Exercise details: Below is a set of records. Repeat all of them exactly.

The records:
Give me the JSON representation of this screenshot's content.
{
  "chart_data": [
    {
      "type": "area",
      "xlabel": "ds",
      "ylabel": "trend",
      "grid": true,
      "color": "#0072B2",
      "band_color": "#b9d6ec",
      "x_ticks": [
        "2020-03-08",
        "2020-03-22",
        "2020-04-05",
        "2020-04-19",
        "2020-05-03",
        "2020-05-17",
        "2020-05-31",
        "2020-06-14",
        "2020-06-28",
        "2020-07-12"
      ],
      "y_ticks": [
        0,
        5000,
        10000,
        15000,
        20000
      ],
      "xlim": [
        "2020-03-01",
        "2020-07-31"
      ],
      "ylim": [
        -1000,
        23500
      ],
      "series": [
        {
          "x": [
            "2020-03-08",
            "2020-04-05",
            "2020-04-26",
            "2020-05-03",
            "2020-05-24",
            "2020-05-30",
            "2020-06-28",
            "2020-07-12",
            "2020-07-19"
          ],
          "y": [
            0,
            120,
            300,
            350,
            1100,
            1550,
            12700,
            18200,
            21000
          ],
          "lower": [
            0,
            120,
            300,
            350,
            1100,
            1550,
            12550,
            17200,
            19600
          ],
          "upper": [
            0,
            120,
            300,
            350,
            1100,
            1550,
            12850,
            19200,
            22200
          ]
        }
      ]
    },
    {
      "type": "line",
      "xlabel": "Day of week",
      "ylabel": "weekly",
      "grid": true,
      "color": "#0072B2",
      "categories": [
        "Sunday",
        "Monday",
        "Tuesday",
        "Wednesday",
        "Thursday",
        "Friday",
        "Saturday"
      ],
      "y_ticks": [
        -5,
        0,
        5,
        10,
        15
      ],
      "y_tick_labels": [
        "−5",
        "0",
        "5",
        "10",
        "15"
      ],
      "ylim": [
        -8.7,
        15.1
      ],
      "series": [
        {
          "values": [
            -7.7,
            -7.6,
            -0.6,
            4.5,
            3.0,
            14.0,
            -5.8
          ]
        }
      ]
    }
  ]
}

Answer for this exercise:
Give me the JSON representation of this screenshot's content.
{
  "chart_data": [
    {
      "type": "area",
      "xlabel": "ds",
      "ylabel": "trend",
      "grid": true,
      "color": "#0072B2",
      "band_color": "#b9d6ec",
      "x_ticks": [
        "2020-03-08",
        "2020-03-22",
        "2020-04-05",
        "2020-04-19",
        "2020-05-03",
        "2020-05-17",
        "2020-05-31",
        "2020-06-14",
        "2020-06-28",
        "2020-07-12"
      ],
      "y_ticks": [
        0,
        5000,
        10000,
        15000,
        20000
      ],
      "xlim": [
        "2020-03-01",
        "2020-07-31"
      ],
      "ylim": [
        -1000,
        23500
      ],
      "series": [
        {
          "x": [
            "2020-03-08",
            "2020-04-05",
            "2020-04-26",
            "2020-05-03",
            "2020-05-24",
            "2020-05-30",
            "2020-06-28",
            "2020-07-12",
            "2020-07-19"
          ],
          "y": [
            0,
            120,
            300,
            350,
            1100,
            1550,
            12700,
            18200,
            21000
          ],
          "lower": [
            0,
            120,
            300,
            350,
            1100,
            1550,
            12550,
            17200,
            19600
          ],
          "upper": [
            0,
            120,
            300,
            350,
            1100,
            1550,
            12850,
            19200,
            22200
          ]
        }
      ]
    },
    {
      "type": "line",
      "xlabel": "Day of week",
      "ylabel": "weekly",
      "grid": true,
      "color": "#0072B2",
      "categories": [
        "Sunday",
        "Monday",
        "Tuesday",
        "Wednesday",
        "Thursday",
        "Friday",
        "Saturday"
      ],
      "y_ticks": [
        -5,
        0,
        5,
        10,
        15
      ],
      "y_tick_labels": [
        "−5",
        "0",
        "5",
        "10",
        "15"
      ],
      "ylim": [
        -8.7,
        15.1
      ],
      "series": [
        {
          "values": [
            -7.7,
            -7.6,
            -0.6,
            4.5,
            3.0,
            14.0,
            -5.8
          ]
        }
      ]
    }
  ]
}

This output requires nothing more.